Objective ▸ Count the lines that include the string "them", and give only that number.
— Start of Data for this task —
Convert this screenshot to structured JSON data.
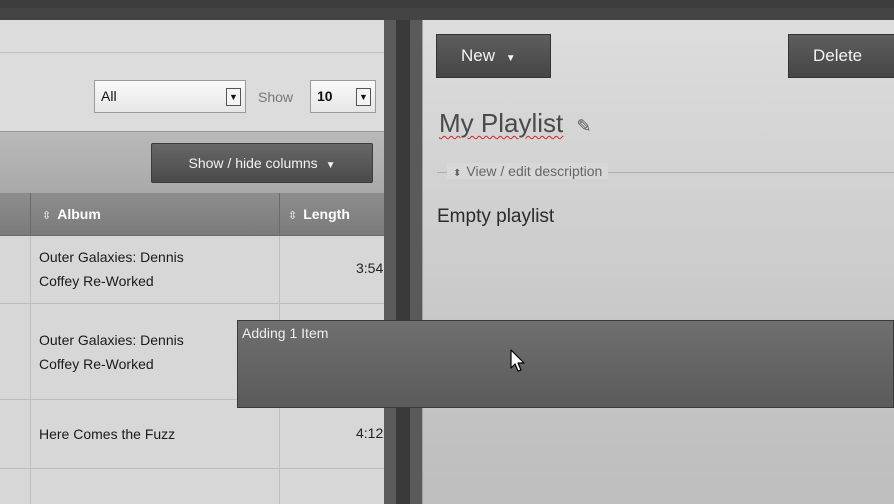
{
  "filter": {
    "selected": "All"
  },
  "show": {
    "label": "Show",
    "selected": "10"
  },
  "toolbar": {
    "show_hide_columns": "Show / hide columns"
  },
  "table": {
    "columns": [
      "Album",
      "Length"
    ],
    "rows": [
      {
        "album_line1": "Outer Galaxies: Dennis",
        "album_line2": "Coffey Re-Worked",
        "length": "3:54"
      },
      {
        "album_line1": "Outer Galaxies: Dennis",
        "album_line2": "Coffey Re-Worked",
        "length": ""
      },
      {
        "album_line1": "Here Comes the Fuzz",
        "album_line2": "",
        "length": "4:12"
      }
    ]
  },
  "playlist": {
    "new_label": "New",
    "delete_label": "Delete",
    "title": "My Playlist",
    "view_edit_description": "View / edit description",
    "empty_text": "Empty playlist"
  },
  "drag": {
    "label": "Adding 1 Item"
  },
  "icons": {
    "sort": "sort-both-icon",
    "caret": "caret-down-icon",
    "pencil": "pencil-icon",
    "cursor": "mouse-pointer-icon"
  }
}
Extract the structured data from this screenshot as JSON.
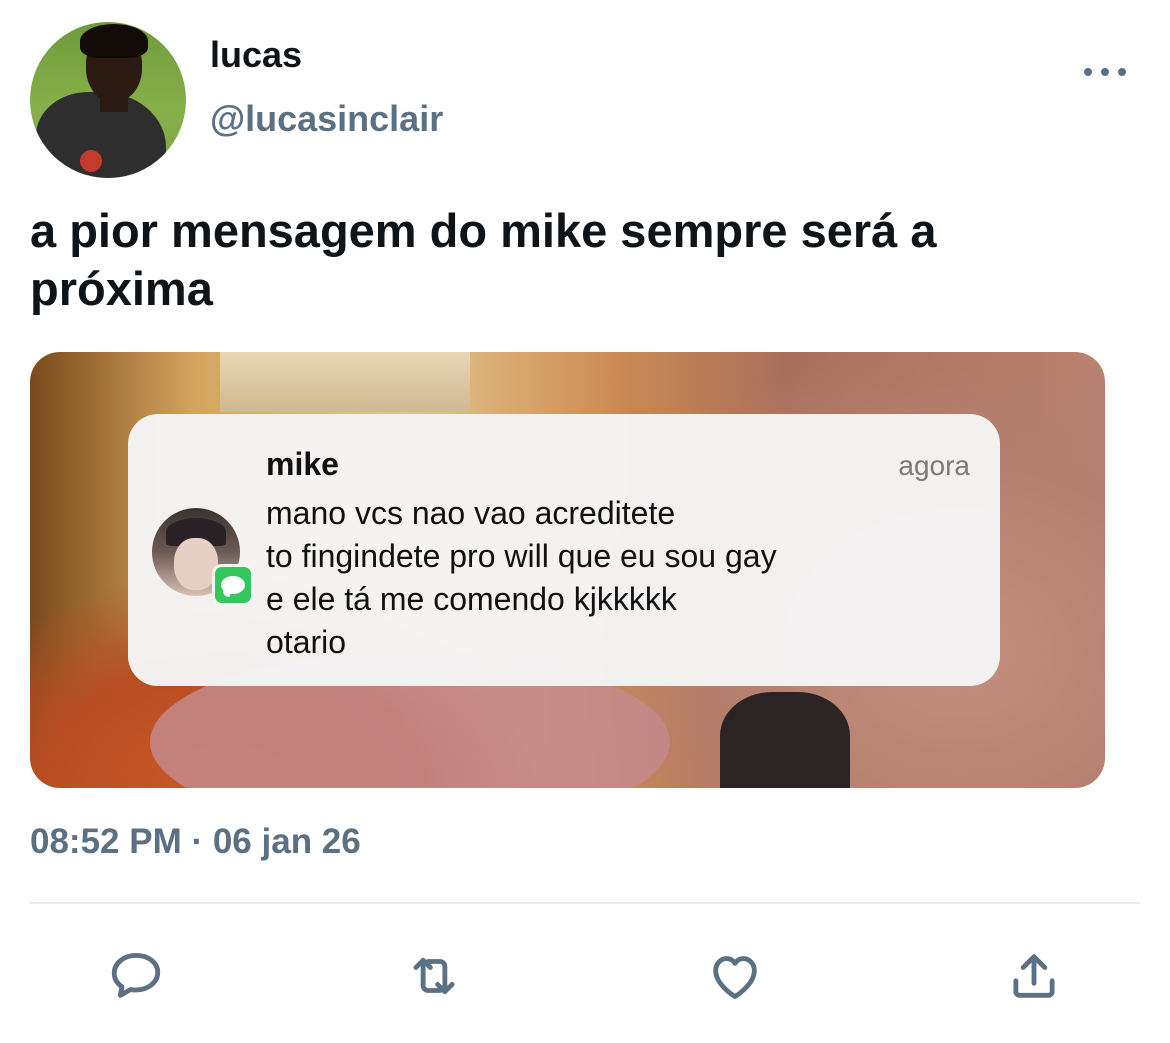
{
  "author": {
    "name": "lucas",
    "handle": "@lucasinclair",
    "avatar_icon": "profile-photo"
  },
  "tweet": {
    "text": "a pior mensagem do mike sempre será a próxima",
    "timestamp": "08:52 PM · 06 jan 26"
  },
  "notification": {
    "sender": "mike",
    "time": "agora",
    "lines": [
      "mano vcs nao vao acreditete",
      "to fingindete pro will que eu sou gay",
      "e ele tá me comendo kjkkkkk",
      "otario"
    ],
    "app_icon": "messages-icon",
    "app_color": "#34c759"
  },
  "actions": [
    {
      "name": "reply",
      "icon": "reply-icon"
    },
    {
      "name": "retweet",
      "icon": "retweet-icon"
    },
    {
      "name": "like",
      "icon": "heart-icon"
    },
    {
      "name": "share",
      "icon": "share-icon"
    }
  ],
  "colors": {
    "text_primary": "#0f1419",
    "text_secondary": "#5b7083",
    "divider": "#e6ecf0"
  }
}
— End of Data for this task —
— Start of Data for this task —
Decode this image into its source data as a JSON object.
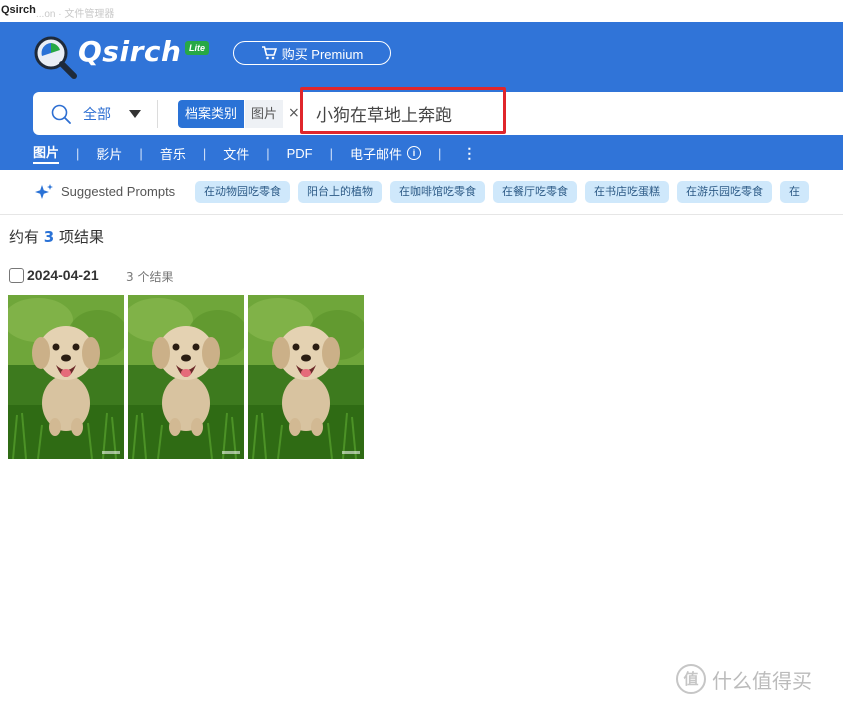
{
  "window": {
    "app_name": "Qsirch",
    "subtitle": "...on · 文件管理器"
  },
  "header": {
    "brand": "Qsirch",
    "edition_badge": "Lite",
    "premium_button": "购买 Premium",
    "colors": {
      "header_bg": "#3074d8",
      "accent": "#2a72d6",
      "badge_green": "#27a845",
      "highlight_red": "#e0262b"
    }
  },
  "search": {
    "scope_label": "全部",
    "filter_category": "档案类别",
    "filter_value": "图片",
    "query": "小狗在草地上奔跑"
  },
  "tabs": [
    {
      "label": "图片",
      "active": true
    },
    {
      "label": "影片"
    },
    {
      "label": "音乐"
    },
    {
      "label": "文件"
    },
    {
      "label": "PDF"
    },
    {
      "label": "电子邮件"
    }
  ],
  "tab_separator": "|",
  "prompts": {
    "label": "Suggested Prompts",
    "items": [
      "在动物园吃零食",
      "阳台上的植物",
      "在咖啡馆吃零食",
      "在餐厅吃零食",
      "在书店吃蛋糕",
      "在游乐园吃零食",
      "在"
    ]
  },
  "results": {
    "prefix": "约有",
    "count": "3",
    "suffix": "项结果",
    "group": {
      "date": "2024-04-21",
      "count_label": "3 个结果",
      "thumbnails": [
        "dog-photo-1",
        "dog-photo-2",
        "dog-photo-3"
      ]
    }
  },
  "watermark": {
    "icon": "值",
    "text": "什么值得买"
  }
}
— End of Data for this task —
— Start of Data for this task —
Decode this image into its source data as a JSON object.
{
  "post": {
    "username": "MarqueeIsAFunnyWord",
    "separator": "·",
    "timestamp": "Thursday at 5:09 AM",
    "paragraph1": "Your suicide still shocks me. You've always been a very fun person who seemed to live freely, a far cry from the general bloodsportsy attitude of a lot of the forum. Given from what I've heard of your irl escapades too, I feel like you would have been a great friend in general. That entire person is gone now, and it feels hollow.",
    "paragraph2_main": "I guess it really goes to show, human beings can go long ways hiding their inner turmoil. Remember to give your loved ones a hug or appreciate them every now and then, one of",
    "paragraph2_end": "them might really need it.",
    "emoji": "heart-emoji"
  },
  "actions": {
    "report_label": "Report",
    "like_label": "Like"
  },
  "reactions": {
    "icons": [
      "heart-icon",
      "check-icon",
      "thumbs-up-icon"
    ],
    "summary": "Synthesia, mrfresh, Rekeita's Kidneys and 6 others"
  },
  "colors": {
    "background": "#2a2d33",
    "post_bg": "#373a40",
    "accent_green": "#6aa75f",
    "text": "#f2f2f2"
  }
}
— End of Data for this task —
Result of the exercise ▸ 2